It was nominated for best parody at the AVN Awards, which I wasn’t expecting at all. Similarly, I was just at a trade show in New Jersey, and I found out it’s turned into this gag gift people use during Secret Santa and as a stocking stuffer.
Filming The Nightmare Before XXXMas was more work. Starring Angel and her real-life husband, Aaron Thompson, as Jack and Sally, the film features the couple in bespoke costumes — Angel in a patchwork dress, red wig and white body paint with stitches down her breastbone, and Thompson dressed in Jack’s signature black-and-white pinstriped suit, as well as skeletal face makeup and long, bony prosthetic hands. The film is shot against a sleek, stunning backdrop that mimics the look and feel of the Tim Burton original, and features Angel singing a porn parody of “Sally’s Song” and Thompson performing a porn parody of “What’s This?”
Then, breaking from the original, they bone.
Angel: People loved the the Nightmare Before XXXMas video we made for YouTube, and that was PG-rated. I think people liked it because it was just so disgustingly romantic. Me and my husband are so much like Jack and Sally. Actually, it was adorable; someone gave us a huge picture of us as Jack and Sally for our wedding. Overall, for The Nightmare Before XXXMas, I didn’t want to make an entire three-hour film. It would’ve been too long, and I couldn’t afford it. That’s why I boiled it down to one romantic sex scene.
Festival of Cocks holds a unique place in the world of adult entertainment, as it’s one of the few holiday-themed porn scenes that isn’t about Christmas. A search of PornHub and RedTube brings up astonishingly few results for searches related to other December holidays (e.g., “Kwanzaa” even “Festivus”). The paltry “Hanukkah” pickings include an amateur blow job that witnesses the female blow-er pausing to pick a hair off her tongue, and another whose only connection to Hanukkah appears to be the star of David necklace the woman wears. Being Jewish herself, Angel had always wanted to remedy that.
Angel: People always tell me, “You’re Jewish, why don’t you do a Hanukkah porn?” Well, with Christmas, come on — Santa is a big man, you sit on his lap and you tell him your dreams. It’s so easy to pornify. But there’s not much sexy about Hanukkah.
It used to bother me when people said that — just because I’m Jewish doesn’t mean I want to make crappy porno. Sheesh. But after I’d done my first gangbang for porn, I needed a reason to do another. People have already seen me get gangbanged, so I put everyone in blue and white, and I wore blue and white lingerie. The plot was, “I forgot to get you a gift. Oh look, there’s eight dicks downstairs!” It definitely went over really well.
Hanukkah, however, doesn’t make PornHub’s list of “Popular Christmas Related Searches”:
Another interesting tidbit from the tube site’s data dump on seasonal searches is that such a time for family also inspires men to search for sexual scenarios involving said family (or at least those involving MILFs and/or stepmoms). Women, on the other hand, are searching for an even older version of Santa Claus (if legend is to be believed, he’s already more than 17,000 years old) and/or a holiday gangbang (a la Angel).
The only thing that seemingly trumps porn on Christmas? Presents. “[PornHub] traffic is down -40 percent below normal levels at 6 a.m. [on Christmas morning], when people are waking up to unwrap their presents,” the PornHub Insights team reports.
After all, the holidays have merely made us horny, not any less giving.
===
• Task goal
Answer these questions using the article on holiday-themed adult films:
(a) Who stars as Jack and Sally in The Nightmare Before XXXMas?
(b) What colors did Angel use for the costumes and lingerie in her Hanukkah-themed scene?
(c) According to the PornHub Insights team, how far below normal levels does the site's traffic fall at 6 a.m. on Christmas morning?

[Dataset entries]
===
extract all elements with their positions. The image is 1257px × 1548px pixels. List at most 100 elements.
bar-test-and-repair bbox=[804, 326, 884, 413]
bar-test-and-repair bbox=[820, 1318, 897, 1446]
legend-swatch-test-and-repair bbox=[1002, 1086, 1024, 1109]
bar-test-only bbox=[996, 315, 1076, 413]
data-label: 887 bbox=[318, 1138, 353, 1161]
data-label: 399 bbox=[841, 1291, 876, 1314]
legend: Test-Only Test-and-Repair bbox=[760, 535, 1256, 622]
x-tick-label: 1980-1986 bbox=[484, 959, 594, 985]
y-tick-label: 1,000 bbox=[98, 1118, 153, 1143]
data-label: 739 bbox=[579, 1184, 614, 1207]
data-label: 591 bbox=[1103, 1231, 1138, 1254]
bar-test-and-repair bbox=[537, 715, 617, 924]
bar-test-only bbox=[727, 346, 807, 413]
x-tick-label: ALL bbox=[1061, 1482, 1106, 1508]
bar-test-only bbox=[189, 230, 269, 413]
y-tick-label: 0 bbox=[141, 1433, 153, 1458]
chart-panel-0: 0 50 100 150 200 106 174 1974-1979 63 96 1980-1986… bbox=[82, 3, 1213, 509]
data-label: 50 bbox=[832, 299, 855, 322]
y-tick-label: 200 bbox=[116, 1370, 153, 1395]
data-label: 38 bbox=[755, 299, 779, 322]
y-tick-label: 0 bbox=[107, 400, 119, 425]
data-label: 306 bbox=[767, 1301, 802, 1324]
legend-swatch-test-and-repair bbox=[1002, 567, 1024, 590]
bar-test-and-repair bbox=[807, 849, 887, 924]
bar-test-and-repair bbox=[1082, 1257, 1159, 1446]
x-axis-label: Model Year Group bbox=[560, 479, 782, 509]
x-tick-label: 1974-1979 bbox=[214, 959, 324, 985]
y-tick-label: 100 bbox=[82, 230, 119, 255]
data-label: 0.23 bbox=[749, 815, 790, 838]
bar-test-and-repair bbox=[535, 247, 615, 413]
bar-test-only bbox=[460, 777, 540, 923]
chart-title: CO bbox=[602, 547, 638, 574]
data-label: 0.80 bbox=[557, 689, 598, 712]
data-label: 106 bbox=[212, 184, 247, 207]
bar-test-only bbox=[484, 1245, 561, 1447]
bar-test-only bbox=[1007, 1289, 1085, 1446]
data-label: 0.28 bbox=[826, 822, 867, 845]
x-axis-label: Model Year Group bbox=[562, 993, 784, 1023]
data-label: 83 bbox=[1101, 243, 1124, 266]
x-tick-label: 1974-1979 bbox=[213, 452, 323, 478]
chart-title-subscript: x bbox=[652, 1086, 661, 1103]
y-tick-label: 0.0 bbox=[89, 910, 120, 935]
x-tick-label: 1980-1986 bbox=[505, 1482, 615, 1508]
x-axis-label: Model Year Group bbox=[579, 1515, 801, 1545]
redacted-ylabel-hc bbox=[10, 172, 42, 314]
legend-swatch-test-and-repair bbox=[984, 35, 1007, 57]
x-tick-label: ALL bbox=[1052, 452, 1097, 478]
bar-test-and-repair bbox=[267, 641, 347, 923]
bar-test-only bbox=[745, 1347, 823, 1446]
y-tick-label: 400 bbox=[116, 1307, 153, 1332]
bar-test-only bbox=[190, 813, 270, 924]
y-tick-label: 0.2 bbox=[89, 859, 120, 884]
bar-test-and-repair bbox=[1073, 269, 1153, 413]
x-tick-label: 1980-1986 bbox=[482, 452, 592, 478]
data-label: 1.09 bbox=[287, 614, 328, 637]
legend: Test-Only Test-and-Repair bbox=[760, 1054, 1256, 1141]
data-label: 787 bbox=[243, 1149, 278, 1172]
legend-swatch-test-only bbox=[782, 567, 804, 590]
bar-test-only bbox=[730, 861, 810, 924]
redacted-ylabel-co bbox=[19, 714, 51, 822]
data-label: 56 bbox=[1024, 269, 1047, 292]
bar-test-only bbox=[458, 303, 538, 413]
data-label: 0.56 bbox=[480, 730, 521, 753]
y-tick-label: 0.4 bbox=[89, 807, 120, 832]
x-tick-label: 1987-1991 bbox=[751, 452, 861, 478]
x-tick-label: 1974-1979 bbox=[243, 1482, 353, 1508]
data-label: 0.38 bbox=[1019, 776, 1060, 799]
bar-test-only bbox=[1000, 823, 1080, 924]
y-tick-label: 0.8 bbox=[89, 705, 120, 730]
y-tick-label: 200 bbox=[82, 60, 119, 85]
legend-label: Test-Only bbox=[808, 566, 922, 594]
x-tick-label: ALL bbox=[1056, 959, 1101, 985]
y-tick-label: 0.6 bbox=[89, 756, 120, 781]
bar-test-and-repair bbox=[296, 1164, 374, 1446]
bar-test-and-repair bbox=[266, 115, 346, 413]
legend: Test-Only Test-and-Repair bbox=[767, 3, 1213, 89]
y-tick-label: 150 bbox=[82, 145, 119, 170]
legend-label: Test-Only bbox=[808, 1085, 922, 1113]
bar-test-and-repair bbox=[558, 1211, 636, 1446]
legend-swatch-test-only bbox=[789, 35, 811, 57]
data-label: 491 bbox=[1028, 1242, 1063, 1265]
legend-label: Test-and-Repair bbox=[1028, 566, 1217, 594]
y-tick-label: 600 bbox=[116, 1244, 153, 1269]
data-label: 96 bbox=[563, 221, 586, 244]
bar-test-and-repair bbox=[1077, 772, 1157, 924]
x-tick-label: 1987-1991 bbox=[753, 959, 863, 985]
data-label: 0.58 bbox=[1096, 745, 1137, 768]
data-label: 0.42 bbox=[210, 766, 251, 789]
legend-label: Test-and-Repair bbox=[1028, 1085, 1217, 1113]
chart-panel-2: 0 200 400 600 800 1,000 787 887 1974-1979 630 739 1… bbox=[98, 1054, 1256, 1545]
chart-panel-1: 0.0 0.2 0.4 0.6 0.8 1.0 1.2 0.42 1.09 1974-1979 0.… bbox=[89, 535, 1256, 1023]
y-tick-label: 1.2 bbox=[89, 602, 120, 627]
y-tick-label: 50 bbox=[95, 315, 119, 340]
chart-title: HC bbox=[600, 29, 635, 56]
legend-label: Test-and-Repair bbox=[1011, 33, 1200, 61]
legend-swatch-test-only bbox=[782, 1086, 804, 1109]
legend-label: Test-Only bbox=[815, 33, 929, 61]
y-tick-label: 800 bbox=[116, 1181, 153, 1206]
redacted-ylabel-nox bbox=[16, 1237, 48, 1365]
===
• Written solution
(a) Angel and her real-life husband, Aaron Thompson.
(b) Blue and white.
(c) 40 percent below normal levels.